Dataset records
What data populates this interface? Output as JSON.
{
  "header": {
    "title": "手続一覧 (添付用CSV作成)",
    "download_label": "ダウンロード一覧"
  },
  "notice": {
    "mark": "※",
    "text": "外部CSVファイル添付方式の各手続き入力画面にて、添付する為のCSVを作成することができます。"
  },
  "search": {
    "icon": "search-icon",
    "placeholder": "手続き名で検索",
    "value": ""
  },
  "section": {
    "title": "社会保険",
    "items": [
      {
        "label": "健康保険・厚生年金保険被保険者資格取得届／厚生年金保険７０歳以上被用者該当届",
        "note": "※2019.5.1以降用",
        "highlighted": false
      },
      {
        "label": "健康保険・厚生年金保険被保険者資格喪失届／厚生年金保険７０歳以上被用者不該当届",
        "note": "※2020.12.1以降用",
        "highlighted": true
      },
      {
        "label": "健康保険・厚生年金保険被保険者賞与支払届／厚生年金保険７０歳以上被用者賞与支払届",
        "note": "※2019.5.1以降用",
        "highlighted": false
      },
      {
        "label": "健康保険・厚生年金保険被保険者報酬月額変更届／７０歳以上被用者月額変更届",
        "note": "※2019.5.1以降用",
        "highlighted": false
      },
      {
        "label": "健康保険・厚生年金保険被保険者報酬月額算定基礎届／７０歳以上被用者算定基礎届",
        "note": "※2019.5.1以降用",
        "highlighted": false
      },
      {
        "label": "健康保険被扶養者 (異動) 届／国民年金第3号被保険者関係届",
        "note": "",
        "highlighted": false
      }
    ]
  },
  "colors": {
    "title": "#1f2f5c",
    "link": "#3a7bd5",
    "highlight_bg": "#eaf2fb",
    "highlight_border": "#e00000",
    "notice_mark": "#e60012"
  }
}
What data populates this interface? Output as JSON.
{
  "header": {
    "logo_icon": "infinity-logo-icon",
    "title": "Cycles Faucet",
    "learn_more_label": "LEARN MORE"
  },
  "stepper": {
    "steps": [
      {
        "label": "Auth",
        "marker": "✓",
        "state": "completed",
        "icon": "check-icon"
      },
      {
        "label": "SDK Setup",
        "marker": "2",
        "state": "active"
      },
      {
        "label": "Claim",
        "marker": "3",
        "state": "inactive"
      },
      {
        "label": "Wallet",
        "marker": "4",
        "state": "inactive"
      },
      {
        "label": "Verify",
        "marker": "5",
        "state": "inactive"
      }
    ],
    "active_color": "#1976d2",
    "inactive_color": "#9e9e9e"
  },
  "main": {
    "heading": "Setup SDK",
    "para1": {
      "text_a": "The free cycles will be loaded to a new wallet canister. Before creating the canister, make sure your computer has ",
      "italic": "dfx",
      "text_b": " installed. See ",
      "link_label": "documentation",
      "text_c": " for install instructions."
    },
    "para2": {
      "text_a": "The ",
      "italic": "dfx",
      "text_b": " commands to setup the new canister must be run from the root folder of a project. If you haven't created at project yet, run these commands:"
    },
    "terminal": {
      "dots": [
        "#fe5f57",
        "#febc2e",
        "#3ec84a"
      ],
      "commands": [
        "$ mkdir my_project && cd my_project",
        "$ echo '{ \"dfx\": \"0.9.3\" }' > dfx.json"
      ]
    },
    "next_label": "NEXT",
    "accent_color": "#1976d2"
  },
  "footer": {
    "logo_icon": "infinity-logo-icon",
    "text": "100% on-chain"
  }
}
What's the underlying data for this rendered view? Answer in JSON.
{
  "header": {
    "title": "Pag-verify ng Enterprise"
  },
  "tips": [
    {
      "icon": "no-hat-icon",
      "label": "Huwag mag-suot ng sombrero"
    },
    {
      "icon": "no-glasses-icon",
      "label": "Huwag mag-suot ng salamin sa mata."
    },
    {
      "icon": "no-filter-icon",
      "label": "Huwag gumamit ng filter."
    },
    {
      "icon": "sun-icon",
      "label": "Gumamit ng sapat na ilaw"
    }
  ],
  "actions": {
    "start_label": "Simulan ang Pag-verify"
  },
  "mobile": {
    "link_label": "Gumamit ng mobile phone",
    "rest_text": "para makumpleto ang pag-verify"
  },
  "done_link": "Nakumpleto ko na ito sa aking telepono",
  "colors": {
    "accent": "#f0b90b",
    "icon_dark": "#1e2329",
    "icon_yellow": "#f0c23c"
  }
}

- _Task details_: From the listing, copy every line where the string "mobile" appears.

- _Result of this exercise_:
  "mobile": {
    "link_label": "Gumamit ng mobile phone",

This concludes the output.